Exercise task: Copy out the listing exactly.

--- --- ---

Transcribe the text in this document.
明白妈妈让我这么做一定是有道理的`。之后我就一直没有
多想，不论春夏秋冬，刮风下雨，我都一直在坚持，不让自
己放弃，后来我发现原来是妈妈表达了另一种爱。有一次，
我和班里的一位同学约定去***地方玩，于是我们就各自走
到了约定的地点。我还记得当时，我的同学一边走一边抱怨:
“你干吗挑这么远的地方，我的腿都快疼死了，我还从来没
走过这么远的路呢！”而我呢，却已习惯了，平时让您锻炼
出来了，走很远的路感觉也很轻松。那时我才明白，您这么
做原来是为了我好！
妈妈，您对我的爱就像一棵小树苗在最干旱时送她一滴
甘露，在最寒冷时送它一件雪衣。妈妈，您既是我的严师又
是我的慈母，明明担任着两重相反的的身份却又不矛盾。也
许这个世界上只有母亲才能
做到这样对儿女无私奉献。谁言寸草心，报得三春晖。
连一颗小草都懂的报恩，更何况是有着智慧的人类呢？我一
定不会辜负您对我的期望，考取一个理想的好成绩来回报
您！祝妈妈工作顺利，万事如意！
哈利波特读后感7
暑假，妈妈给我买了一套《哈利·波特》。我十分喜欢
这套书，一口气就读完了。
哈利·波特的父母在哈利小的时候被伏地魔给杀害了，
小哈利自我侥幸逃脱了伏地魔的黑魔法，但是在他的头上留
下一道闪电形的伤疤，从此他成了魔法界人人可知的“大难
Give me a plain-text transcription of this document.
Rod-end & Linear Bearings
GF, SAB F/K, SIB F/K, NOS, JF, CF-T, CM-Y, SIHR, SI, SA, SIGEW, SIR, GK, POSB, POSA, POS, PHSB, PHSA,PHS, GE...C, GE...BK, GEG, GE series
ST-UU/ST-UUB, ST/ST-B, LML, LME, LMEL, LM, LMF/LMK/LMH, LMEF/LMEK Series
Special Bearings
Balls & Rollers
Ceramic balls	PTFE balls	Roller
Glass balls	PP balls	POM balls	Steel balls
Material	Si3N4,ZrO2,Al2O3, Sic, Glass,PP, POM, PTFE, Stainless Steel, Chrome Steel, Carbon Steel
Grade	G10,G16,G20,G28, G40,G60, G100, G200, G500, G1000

--- --- ---

Worked answer:
Transcribe the text in this document.
明白妈妈让我这么做一定是有道理的`。之后我就一直没有
多想，不论春夏秋冬，刮风下雨，我都一直在坚持，不让自
己放弃，后来我发现原来是妈妈表达了另一种爱。有一次，
我和班里的一位同学约定去***地方玩，于是我们就各自走
到了约定的地点。我还记得当时，我的同学一边走一边抱怨:
“你干吗挑这么远的地方，我的腿都快疼死了，我还从来没
走过这么远的路呢！”而我呢，却已习惯了，平时让您锻炼
出来了，走很远的路感觉也很轻松。那时我才明白，您这么
做原来是为了我好！
妈妈，您对我的爱就像一棵小树苗在最干旱时送她一滴
甘露，在最寒冷时送它一件雪衣。妈妈，您既是我的严师又
是我的慈母，明明担任着两重相反的的身份却又不矛盾。也
许这个世界上只有母亲才能
做到这样对儿女无私奉献。谁言寸草心，报得三春晖。
连一颗小草都懂的报恩，更何况是有着智慧的人类呢？我一
定不会辜负您对我的期望，考取一个理想的好成绩来回报
您！祝妈妈工作顺利，万事如意！
哈利波特读后感7
暑假，妈妈给我买了一套《哈利·波特》。我十分喜欢
这套书，一口气就读完了。
哈利·波特的父母在哈利小的时候被伏地魔给杀害了，
小哈利自我侥幸逃脱了伏地魔的黑魔法，但是在他的头上留
下一道闪电形的伤疤，从此他成了魔法界人人可知的“大难
Give me a plain-text transcription of this document.
Rod-end & Linear Bearings
GF, SAB F/K, SIB F/K, NOS, JF, CF-T, CM-Y, SIHR, SI, SA, SIGEW, SIR, GK, POSB, POSA, POS, PHSB, PHSA,PHS, GE...C, GE...BK, GEG, GE series
ST-UU/ST-UUB, ST/ST-B, LML, LME, LMEL, LM, LMF/LMK/LMH, LMEF/LMEK Series
Special Bearings
Balls & Rollers
Ceramic balls	PTFE balls	Roller
Glass balls	PP balls	POM balls	Steel balls
Material	Si3N4,ZrO2,Al2O3, Sic, Glass,PP, POM, PTFE, Stainless Steel, Chrome Steel, Carbon Steel
Grade	G10,G16,G20,G28, G40,G60, G100, G200, G500, G1000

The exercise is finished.